* _Goal_
Collect the lines of the entries where "Britain" shows up.

---

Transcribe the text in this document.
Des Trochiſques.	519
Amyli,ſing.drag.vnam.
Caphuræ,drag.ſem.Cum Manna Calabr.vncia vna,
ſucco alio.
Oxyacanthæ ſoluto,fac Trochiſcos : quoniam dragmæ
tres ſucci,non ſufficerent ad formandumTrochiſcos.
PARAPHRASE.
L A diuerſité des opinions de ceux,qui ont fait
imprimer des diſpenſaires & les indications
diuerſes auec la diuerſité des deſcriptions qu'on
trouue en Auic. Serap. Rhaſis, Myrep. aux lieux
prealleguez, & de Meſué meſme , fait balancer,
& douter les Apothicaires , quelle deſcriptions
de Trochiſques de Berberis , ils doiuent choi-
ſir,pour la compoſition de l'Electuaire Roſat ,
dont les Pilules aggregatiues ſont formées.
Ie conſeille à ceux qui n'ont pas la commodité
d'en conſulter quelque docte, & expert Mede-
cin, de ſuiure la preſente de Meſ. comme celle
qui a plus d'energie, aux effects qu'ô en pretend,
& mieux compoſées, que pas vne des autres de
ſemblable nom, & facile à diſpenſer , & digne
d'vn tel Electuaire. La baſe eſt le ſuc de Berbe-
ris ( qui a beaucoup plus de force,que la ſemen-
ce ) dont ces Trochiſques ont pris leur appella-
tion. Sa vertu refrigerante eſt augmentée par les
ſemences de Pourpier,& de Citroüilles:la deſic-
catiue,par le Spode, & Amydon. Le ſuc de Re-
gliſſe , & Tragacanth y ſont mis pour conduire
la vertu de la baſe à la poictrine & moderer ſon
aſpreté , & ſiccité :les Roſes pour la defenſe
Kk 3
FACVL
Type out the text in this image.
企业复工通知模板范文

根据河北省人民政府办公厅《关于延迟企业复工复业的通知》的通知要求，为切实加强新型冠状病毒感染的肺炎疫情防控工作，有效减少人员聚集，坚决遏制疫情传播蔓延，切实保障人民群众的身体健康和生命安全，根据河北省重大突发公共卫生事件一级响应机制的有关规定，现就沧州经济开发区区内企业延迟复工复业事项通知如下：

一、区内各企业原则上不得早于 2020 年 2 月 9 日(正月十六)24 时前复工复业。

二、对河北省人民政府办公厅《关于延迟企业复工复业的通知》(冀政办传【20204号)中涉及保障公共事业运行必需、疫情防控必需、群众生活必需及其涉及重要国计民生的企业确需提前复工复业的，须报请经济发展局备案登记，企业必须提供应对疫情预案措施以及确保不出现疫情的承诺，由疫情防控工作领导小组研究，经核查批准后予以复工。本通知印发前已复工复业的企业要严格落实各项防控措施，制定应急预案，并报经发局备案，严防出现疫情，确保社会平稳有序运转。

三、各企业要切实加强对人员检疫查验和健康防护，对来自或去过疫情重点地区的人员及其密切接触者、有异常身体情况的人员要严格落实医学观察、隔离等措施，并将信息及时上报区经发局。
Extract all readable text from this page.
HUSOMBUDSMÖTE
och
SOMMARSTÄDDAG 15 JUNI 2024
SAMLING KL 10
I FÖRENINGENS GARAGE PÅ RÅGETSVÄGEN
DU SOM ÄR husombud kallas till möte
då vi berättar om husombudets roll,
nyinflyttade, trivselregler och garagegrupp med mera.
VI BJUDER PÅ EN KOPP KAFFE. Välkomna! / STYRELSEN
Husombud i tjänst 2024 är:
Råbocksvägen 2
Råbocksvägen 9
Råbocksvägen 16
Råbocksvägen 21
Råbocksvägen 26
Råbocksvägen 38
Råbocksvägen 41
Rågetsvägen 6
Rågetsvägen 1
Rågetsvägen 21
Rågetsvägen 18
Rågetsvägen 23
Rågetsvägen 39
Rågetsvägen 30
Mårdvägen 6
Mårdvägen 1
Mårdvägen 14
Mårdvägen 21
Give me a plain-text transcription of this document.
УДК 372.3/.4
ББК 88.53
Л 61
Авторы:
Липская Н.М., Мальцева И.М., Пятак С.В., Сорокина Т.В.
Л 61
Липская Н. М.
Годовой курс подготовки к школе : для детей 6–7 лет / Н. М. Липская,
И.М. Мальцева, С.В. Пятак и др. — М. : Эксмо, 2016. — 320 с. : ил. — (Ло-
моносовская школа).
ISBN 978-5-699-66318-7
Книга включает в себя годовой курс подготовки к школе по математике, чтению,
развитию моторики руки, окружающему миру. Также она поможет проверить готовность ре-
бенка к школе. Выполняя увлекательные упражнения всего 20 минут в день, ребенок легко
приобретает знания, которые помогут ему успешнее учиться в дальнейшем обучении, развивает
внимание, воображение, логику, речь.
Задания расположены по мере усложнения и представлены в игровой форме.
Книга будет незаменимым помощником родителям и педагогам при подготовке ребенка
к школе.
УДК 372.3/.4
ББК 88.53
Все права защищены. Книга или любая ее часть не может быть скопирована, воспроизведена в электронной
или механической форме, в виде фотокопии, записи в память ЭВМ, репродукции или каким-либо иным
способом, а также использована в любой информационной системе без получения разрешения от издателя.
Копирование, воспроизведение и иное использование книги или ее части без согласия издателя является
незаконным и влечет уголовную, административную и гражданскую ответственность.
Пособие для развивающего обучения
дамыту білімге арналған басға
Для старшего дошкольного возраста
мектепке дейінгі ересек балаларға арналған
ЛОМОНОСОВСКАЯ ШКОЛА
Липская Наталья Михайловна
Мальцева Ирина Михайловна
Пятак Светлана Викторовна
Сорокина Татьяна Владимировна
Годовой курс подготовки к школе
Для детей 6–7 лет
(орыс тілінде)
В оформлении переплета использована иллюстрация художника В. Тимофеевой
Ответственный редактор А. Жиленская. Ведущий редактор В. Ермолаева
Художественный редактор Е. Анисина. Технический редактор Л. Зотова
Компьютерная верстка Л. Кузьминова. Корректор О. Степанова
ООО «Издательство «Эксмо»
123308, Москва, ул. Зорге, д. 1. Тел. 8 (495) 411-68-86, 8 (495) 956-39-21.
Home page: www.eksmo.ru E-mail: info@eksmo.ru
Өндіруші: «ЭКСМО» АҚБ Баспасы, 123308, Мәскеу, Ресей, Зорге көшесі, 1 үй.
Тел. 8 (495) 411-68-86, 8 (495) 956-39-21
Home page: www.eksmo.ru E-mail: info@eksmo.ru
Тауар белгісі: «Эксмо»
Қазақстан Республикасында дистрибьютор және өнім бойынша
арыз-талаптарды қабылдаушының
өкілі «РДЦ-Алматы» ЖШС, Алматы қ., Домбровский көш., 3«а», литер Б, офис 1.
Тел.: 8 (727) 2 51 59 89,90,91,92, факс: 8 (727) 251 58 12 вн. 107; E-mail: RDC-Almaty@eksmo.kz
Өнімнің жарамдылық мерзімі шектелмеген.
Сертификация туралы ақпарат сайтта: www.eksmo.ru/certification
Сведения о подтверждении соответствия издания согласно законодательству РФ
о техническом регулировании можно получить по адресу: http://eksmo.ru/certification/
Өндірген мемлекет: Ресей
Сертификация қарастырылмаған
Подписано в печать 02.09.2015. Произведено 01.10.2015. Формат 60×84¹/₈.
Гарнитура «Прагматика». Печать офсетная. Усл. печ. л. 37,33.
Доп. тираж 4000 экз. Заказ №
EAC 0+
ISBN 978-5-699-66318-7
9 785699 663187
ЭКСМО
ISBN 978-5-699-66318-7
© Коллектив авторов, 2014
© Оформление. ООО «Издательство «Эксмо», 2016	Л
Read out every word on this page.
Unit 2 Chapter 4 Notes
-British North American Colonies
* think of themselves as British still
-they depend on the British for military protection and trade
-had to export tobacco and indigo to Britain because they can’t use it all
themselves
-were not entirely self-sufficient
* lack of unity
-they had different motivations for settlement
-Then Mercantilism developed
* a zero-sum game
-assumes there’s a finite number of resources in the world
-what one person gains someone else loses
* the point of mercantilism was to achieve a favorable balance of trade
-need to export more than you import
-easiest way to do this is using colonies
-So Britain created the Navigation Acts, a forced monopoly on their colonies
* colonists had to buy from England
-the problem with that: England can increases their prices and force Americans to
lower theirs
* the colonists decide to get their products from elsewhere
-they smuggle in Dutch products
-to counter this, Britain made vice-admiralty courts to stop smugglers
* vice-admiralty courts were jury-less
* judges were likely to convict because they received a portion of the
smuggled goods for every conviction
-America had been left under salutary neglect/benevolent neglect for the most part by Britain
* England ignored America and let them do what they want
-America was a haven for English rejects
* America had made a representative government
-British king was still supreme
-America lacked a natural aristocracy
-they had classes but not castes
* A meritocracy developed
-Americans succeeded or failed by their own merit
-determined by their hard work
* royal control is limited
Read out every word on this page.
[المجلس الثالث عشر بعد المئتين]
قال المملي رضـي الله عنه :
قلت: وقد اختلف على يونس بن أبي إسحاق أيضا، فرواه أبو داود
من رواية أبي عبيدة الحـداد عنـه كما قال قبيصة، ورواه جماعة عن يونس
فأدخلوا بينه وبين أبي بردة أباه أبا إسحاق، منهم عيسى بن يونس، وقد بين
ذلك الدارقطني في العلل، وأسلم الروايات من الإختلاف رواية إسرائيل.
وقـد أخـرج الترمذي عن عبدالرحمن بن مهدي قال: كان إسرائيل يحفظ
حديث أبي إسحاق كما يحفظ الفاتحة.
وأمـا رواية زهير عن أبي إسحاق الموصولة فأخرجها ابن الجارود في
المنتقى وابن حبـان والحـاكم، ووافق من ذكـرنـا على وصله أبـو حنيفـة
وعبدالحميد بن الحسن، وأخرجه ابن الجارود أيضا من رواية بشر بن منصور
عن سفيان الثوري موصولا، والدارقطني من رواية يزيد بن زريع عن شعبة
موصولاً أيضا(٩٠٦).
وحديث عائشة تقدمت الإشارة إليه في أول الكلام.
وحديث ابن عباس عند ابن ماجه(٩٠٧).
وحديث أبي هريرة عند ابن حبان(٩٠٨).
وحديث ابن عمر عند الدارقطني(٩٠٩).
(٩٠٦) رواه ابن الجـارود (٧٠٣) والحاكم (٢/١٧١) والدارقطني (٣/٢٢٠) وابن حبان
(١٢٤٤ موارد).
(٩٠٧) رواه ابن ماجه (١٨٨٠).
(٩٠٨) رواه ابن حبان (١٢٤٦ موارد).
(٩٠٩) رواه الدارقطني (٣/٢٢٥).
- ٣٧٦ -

---

* _Complete response_
-had to export tobacco and indigo to Britain because they can’t use it all
-So Britain created the Navigation Acts, a forced monopoly on their colonies
-to counter this, Britain made vice-admiralty courts to stop smugglers
-America had been left under salutary neglect/benevolent neglect for the most part by Britain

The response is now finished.